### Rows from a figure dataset
§ §
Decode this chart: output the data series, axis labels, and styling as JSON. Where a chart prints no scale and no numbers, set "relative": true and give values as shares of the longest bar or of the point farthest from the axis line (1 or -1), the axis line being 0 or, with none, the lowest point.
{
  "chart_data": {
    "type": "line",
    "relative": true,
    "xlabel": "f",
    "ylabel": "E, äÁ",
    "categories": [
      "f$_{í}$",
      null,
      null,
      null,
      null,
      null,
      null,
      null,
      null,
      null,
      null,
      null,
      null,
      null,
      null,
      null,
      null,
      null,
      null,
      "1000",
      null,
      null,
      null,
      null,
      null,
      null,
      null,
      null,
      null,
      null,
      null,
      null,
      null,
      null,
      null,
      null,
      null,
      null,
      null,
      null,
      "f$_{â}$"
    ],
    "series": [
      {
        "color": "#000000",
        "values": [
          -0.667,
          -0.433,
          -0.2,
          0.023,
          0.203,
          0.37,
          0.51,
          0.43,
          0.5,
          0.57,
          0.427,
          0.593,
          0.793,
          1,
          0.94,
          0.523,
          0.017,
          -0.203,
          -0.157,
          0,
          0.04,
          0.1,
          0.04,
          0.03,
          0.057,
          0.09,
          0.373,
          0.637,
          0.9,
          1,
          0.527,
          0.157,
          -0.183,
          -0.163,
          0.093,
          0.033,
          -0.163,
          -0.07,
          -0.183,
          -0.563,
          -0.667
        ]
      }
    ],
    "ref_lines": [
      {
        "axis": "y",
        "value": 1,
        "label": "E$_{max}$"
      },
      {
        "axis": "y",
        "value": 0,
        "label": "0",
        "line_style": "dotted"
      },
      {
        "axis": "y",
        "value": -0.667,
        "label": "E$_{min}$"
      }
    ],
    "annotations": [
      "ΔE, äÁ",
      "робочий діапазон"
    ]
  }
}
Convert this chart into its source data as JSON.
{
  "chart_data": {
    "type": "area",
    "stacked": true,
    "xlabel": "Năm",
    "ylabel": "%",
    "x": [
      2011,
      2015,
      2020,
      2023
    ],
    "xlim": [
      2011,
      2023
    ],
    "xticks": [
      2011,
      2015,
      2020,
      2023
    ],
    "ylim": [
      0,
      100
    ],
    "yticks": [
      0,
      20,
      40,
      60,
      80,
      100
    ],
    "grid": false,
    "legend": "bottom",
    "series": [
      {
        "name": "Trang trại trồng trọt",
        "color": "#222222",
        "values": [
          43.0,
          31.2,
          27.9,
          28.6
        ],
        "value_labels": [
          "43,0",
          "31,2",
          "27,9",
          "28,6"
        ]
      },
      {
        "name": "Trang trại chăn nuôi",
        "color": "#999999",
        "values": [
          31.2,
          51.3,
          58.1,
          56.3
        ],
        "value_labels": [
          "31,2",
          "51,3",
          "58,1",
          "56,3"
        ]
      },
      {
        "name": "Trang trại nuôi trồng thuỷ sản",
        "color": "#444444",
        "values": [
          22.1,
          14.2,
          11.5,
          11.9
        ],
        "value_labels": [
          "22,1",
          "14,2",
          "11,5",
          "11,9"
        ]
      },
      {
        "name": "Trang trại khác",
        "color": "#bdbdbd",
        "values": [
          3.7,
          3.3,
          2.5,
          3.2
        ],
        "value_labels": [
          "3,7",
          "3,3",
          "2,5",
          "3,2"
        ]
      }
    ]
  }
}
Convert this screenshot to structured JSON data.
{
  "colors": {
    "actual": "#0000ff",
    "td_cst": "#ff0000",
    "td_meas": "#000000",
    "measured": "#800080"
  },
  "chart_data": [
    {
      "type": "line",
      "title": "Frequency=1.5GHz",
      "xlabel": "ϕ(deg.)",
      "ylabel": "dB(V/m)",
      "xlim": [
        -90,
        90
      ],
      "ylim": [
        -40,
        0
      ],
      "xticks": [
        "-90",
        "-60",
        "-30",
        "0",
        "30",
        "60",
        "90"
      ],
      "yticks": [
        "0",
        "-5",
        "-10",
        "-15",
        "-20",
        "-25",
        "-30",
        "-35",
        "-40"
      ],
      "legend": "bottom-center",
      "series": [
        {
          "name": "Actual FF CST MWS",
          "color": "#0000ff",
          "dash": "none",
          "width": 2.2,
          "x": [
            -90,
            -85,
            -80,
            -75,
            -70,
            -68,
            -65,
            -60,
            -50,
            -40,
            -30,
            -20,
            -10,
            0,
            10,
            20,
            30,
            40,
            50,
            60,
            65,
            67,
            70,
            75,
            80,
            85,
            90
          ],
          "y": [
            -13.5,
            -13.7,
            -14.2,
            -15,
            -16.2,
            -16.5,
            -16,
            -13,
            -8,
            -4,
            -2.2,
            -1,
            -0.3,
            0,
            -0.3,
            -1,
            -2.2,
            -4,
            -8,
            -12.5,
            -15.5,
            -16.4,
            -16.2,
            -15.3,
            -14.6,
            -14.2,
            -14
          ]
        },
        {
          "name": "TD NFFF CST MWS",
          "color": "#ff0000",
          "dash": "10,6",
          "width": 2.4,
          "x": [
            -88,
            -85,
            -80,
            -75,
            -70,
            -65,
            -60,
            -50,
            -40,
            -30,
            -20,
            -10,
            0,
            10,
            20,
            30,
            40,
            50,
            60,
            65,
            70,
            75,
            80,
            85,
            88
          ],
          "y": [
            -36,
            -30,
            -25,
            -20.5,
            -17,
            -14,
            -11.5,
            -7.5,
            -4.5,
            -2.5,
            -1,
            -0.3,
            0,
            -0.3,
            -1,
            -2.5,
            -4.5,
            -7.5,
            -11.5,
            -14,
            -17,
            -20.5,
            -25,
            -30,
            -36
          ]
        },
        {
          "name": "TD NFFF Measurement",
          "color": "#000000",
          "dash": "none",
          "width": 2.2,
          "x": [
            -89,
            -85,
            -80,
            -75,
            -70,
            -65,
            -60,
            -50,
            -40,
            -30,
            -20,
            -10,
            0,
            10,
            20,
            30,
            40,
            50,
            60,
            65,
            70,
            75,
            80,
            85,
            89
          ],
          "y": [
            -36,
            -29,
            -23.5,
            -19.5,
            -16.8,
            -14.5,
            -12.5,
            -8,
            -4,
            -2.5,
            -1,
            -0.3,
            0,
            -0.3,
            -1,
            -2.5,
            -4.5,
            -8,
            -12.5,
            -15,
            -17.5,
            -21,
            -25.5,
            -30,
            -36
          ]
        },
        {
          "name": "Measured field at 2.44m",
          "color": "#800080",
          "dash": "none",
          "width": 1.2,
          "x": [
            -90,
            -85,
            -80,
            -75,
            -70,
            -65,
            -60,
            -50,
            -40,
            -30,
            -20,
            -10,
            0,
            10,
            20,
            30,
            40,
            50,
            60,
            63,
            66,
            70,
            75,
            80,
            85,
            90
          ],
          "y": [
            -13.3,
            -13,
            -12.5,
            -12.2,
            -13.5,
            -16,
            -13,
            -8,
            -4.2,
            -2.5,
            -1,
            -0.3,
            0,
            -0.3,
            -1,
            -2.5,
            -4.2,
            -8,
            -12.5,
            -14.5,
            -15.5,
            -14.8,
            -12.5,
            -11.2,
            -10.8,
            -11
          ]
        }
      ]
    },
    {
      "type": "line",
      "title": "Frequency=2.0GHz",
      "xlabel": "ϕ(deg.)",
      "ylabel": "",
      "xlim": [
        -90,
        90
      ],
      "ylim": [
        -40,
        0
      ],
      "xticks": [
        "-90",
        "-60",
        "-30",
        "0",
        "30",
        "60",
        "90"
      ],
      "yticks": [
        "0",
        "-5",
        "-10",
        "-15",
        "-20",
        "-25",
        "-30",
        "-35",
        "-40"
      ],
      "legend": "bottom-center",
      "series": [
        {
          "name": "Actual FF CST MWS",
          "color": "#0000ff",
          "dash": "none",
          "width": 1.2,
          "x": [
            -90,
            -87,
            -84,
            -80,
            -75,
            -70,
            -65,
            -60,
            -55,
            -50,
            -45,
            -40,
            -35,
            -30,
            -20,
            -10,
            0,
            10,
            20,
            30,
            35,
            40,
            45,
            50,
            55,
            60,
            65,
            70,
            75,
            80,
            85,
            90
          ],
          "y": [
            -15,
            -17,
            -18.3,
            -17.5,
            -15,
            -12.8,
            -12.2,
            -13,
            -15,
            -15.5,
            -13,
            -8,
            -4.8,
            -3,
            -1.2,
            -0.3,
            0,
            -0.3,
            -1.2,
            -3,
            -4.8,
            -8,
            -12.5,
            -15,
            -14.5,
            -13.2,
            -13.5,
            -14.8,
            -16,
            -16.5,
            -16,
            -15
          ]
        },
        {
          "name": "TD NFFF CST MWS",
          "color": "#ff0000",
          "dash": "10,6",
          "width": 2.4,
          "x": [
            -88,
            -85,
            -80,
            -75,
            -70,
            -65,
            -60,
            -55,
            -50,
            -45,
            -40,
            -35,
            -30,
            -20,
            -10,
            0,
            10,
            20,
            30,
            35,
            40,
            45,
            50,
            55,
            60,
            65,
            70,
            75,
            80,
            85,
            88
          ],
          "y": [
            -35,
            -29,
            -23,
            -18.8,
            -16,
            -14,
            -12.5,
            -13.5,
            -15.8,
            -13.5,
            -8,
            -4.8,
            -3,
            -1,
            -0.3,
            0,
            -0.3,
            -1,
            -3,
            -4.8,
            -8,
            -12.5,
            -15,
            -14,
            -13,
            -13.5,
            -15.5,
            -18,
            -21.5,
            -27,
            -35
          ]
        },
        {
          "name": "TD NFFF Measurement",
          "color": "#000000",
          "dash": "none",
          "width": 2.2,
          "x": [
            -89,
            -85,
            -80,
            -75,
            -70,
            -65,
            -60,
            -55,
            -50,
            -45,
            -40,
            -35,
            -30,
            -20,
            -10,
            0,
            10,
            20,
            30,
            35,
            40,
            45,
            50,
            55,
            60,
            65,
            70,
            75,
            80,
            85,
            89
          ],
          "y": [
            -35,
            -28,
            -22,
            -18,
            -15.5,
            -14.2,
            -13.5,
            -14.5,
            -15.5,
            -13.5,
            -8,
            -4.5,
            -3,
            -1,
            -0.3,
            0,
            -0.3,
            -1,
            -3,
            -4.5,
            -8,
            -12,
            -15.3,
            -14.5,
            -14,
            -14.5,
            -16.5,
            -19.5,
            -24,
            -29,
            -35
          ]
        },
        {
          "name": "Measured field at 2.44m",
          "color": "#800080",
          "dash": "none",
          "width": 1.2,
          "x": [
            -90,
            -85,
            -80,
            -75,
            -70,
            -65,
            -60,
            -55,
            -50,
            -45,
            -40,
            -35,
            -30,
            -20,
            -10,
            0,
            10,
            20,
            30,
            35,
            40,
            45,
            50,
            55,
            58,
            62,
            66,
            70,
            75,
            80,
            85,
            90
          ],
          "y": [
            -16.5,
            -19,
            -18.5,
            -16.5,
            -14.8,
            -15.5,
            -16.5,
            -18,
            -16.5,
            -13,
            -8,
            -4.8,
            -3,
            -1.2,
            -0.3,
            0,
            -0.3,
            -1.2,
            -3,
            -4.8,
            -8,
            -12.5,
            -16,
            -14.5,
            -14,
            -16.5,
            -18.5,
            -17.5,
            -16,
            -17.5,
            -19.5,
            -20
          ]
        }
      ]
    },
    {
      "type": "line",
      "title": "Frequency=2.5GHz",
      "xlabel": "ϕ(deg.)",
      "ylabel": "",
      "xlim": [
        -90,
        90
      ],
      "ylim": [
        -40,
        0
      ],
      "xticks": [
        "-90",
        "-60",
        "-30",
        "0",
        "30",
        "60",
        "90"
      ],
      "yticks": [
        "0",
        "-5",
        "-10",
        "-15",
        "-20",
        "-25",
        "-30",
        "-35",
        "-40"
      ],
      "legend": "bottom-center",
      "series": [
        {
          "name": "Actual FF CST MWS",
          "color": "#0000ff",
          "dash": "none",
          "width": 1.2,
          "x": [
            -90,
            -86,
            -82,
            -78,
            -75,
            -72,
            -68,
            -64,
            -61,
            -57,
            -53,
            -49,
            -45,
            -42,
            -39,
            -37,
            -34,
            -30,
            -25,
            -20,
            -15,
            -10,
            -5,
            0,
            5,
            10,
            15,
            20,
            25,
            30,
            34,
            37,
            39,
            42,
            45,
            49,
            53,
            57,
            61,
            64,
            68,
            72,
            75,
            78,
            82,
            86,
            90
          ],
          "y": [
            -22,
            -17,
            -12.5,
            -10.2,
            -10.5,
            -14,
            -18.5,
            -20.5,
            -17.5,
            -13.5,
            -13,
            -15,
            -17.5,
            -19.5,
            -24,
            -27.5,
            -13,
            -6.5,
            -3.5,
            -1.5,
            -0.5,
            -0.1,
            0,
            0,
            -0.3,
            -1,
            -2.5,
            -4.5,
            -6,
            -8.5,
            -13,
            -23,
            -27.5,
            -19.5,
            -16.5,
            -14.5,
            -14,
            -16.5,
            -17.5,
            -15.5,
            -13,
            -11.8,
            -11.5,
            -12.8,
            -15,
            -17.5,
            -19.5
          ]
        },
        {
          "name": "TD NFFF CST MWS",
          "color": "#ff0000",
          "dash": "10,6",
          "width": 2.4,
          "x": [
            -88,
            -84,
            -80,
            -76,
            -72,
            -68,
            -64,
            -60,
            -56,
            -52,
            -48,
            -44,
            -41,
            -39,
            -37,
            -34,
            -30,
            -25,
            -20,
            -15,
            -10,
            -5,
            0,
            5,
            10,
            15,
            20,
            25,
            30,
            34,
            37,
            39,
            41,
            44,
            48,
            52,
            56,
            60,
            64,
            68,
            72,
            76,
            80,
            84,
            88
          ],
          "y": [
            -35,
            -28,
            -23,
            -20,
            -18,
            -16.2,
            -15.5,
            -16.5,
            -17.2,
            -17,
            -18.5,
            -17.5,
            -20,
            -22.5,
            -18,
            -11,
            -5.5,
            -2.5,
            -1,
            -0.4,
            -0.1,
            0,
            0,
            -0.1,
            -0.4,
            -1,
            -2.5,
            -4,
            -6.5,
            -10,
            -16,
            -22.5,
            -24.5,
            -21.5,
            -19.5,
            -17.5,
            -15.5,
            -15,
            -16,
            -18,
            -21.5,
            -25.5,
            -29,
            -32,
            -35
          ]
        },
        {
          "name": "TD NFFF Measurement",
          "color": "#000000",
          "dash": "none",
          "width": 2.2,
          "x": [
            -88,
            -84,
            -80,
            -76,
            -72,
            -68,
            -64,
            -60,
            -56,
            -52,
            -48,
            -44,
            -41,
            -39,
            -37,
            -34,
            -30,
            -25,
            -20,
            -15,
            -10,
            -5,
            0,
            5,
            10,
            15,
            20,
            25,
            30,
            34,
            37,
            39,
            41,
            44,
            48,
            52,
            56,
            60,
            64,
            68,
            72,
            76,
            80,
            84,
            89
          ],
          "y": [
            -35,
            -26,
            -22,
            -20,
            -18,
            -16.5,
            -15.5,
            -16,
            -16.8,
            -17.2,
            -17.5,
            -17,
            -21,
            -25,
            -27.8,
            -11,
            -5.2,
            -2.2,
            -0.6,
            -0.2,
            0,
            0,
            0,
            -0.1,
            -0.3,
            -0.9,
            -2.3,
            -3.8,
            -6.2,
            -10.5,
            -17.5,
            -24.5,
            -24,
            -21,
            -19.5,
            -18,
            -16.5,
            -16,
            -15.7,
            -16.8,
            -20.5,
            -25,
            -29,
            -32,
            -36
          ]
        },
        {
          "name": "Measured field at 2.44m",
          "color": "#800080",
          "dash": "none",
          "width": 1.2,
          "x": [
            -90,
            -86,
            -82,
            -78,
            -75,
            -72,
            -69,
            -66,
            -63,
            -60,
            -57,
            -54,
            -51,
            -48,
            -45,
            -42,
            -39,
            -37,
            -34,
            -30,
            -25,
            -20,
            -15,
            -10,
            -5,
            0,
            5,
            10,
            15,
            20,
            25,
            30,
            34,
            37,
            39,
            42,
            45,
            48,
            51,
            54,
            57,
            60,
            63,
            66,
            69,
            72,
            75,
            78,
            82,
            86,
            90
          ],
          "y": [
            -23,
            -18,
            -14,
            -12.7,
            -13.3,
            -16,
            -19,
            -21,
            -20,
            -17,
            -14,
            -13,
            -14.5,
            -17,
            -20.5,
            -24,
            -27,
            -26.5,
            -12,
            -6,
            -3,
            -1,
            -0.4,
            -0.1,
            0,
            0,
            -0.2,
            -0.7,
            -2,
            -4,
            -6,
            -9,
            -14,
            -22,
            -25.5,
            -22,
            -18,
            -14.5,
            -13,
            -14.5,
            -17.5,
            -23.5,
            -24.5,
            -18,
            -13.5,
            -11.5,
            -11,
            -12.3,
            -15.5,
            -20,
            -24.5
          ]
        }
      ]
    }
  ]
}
§ §
### Short problem
Your task is to gather every line with the word "Convert" and copy it.

### Expected answer
Convert this chart into its source data as JSON.
Convert this screenshot to structured JSON data.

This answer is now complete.